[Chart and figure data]
——

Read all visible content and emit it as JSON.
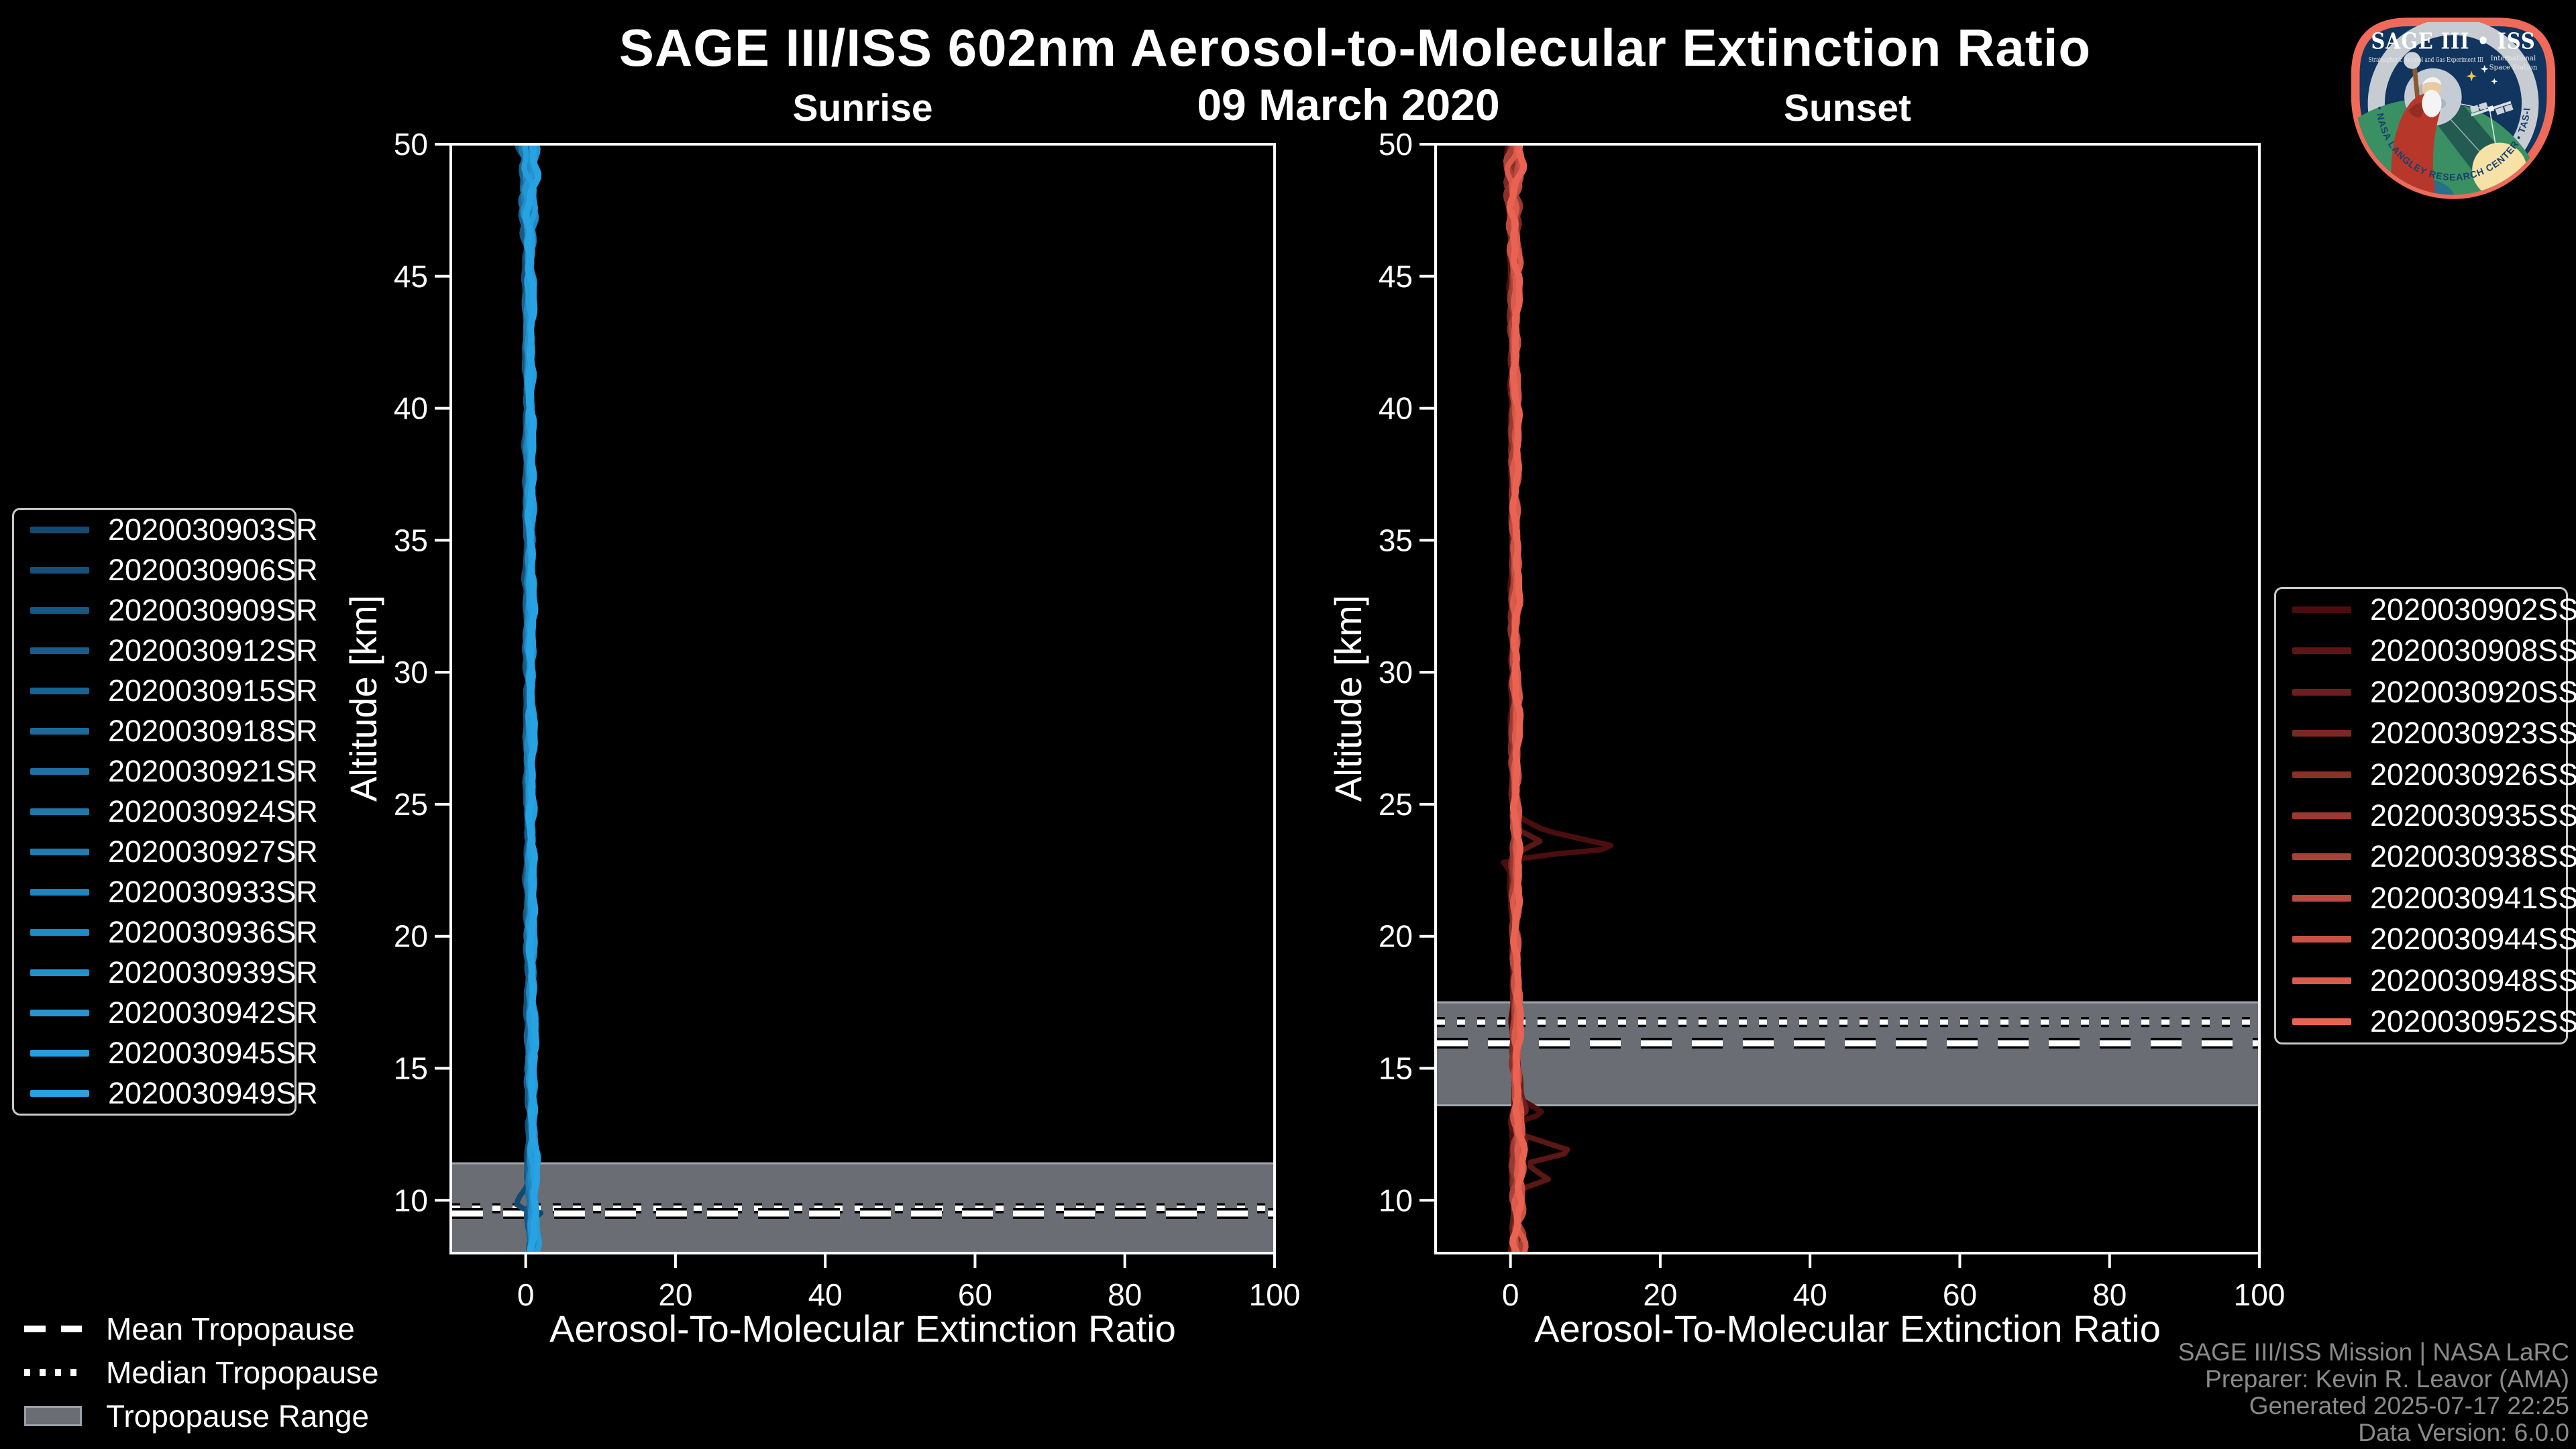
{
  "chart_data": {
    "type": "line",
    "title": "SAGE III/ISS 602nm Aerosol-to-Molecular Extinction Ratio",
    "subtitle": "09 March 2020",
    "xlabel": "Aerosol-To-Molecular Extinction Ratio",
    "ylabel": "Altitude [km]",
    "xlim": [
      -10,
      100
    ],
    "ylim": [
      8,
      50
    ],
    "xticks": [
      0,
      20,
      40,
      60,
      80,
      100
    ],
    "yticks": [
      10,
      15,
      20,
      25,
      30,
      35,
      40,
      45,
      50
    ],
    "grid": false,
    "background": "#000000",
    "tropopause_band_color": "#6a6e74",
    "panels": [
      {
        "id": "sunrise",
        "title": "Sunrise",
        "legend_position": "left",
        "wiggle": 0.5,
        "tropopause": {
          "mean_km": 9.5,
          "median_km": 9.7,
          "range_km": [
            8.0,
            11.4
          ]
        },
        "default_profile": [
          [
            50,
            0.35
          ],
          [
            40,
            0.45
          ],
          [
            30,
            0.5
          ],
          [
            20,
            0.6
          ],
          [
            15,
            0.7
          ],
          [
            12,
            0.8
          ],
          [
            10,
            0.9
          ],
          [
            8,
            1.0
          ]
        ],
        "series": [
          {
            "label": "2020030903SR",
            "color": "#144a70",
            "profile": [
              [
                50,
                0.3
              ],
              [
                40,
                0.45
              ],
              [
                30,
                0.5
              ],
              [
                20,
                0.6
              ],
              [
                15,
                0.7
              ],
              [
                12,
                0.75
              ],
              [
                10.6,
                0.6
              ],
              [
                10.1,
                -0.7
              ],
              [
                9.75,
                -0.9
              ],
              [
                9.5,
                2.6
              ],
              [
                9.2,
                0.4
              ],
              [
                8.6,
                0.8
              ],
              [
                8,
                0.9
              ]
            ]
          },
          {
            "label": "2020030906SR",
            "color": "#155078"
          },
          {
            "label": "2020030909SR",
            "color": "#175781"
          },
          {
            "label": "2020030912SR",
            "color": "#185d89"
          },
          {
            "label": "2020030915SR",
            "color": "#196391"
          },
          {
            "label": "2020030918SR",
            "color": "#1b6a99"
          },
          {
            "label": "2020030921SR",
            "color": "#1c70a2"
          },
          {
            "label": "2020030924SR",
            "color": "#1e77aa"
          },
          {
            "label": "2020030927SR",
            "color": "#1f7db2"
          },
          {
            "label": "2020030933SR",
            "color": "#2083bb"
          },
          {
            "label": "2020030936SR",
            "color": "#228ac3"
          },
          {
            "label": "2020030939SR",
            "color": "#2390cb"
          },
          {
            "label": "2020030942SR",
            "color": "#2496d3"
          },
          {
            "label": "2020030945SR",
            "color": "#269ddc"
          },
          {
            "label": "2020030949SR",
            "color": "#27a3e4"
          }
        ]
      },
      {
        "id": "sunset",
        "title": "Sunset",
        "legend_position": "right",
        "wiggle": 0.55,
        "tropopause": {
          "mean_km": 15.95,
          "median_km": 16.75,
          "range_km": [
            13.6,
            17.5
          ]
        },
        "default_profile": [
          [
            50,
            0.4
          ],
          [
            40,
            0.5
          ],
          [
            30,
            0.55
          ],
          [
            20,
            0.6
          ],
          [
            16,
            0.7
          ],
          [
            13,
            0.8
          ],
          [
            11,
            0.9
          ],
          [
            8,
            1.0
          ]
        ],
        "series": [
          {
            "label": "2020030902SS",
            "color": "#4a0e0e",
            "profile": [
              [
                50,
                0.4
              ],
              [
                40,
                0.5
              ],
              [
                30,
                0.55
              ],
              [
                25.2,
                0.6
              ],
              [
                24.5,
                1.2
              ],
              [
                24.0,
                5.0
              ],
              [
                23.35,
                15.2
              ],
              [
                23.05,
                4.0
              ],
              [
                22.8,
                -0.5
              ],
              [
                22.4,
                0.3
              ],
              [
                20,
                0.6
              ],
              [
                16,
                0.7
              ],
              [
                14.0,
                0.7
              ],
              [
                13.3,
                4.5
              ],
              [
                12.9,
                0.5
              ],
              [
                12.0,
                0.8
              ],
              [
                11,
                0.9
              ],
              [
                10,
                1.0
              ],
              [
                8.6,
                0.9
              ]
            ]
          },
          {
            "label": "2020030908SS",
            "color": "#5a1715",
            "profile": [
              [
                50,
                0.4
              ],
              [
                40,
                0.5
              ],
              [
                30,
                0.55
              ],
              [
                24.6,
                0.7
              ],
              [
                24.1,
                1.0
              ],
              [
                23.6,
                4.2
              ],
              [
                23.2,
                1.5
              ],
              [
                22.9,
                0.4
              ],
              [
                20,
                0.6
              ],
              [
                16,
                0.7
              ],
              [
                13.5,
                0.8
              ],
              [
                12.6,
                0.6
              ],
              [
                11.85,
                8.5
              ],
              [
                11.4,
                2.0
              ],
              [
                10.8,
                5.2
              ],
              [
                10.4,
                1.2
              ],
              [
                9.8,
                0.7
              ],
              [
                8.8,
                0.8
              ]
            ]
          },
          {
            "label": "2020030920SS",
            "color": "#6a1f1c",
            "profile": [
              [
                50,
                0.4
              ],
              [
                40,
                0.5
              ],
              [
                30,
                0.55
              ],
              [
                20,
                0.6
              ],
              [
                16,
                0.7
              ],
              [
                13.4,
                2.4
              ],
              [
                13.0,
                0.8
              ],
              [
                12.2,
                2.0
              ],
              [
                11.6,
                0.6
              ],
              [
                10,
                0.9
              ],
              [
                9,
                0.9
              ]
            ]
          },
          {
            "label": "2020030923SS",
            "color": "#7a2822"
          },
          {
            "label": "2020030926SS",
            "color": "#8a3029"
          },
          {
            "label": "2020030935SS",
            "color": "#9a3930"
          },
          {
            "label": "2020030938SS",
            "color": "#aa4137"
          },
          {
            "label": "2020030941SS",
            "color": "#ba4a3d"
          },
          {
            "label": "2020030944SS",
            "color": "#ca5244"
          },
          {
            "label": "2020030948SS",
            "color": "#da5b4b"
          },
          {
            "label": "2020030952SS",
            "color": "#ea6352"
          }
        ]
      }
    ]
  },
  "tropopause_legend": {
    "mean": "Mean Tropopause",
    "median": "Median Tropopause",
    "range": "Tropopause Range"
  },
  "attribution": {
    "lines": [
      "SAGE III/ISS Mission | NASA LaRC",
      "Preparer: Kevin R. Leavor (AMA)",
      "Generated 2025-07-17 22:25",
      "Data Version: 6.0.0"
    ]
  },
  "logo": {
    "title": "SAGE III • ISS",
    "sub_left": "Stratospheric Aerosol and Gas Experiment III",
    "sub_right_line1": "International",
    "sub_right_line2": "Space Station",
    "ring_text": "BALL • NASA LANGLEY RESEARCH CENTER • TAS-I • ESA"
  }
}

——

**Work to be completed**
Find all lines with "NASA" in them and copy each one.

**Response for this exercise**
      "SAGE III/ISS Mission | NASA LaRC",
    "ring_text": "BALL • NASA LANGLEY RESEARCH CENTER • TAS-I • ESA"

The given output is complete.